[[ EXCERPT, beginning ]]

The guidelines below are designed to help you determine whether your child has hearing problems. It is important to keep in mind that children reach milestones at different ages. If you are concerned about your child’s hearing please make an appointment.

Birth to 3 months

  • Reacts to loud sounds with startle reflex.
  • Is soothed and quieted by soft sounds.
  • Turns head to you when you speak.
  • Is awakened by loud voices and sounds.
  • Smiles in response to voices when spoken to.
  • Seems to know your voice and quiets down if crying.

3 to 6 months

  • Looks or turns towards a new sound.
  • Responds to “no” and changes in tone of voice.
  • Imitates his or her own voice.
  • Enjoys rattles and other toys which make sounds.
  • Begins to repeat sounds (such as “ooh”, “aah”, and “ba-ba”).

[[ EXCERPT, end ]]
[[ EXCERPTED DATA, beginning ]]

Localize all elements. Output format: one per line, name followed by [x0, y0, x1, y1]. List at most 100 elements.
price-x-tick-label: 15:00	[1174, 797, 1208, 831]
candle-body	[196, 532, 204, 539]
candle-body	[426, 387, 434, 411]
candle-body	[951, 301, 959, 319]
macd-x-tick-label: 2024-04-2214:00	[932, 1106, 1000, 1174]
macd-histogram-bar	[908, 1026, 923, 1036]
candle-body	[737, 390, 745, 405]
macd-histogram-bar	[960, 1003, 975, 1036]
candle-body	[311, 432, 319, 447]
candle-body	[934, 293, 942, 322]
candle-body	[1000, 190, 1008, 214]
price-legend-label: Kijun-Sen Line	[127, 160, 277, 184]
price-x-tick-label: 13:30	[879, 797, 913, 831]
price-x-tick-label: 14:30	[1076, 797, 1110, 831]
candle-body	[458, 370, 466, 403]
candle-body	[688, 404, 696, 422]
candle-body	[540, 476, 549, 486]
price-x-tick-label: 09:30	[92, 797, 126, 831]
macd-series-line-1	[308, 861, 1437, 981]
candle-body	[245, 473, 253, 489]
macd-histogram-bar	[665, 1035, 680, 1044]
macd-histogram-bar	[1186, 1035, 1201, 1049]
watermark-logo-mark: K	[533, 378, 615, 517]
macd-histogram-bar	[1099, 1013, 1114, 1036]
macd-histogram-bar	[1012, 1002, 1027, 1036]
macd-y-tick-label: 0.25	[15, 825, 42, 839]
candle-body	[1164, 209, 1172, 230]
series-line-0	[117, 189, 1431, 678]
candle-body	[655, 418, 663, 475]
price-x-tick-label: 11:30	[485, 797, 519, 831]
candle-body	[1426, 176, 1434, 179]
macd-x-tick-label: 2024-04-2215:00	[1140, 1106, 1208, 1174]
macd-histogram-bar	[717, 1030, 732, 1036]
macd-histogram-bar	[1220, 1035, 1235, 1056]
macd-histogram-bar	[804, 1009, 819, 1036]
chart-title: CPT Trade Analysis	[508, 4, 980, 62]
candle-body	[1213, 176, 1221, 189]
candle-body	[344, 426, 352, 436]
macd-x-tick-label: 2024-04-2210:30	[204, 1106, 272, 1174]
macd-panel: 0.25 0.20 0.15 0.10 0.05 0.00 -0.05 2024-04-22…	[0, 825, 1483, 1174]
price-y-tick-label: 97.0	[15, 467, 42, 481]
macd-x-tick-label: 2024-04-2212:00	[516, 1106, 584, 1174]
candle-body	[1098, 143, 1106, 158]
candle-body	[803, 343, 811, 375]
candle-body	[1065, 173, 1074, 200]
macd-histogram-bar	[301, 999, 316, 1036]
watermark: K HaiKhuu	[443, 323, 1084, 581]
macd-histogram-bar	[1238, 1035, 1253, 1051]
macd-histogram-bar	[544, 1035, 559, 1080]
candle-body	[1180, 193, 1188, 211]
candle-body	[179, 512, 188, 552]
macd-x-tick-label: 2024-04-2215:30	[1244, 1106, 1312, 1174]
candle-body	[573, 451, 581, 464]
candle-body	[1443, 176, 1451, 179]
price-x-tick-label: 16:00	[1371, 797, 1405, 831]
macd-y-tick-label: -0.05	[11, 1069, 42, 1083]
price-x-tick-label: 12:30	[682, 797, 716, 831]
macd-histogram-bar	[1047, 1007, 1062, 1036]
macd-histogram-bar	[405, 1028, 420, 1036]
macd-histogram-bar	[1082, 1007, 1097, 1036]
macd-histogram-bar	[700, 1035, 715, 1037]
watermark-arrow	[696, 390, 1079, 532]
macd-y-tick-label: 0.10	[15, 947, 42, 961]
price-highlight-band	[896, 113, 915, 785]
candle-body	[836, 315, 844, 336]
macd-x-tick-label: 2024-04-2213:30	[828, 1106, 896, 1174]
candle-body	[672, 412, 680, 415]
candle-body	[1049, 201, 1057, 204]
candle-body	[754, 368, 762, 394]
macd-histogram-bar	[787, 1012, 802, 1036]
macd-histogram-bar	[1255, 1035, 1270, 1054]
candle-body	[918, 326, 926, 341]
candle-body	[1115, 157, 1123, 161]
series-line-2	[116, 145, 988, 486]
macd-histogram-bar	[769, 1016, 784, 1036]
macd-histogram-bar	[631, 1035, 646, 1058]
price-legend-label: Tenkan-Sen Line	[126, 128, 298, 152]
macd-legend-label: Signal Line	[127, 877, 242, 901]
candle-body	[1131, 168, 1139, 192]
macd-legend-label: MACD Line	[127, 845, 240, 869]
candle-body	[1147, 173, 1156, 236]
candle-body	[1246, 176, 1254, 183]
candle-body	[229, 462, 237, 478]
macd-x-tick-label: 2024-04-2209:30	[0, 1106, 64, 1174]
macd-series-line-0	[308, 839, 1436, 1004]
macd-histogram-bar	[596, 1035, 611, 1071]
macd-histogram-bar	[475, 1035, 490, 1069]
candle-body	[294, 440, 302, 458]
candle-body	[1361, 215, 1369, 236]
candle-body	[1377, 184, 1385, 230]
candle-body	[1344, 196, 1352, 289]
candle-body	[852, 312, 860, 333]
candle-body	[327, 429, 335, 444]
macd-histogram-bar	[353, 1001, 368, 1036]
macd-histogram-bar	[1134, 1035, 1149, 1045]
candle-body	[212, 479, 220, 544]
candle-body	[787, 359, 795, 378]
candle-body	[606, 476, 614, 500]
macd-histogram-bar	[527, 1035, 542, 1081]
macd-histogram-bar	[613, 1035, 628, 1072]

[[ EXCERPTED DATA, end ]]

### ASSIGNED TASK
For each statement, say whether it agrees with the hearing milestones excerpt. Answer yes or no, and quote the deciding words of the excerpt.

1. A baby from birth to 3 months may wake up because of loud voices and sounds.
2. The excerpt says all children reach milestones at the same age.
3. Responding to "no" is listed among the signs for birth to 3 months.
None of the items is needed for this work.

### RESPONSE AREA
1. Yes: "Is awakened by loud voices and sounds."
2. No: "children reach milestones at different ages."
3. No: it appears under "3 to 6 months" as "Responds to “no” and changes in tone of voice."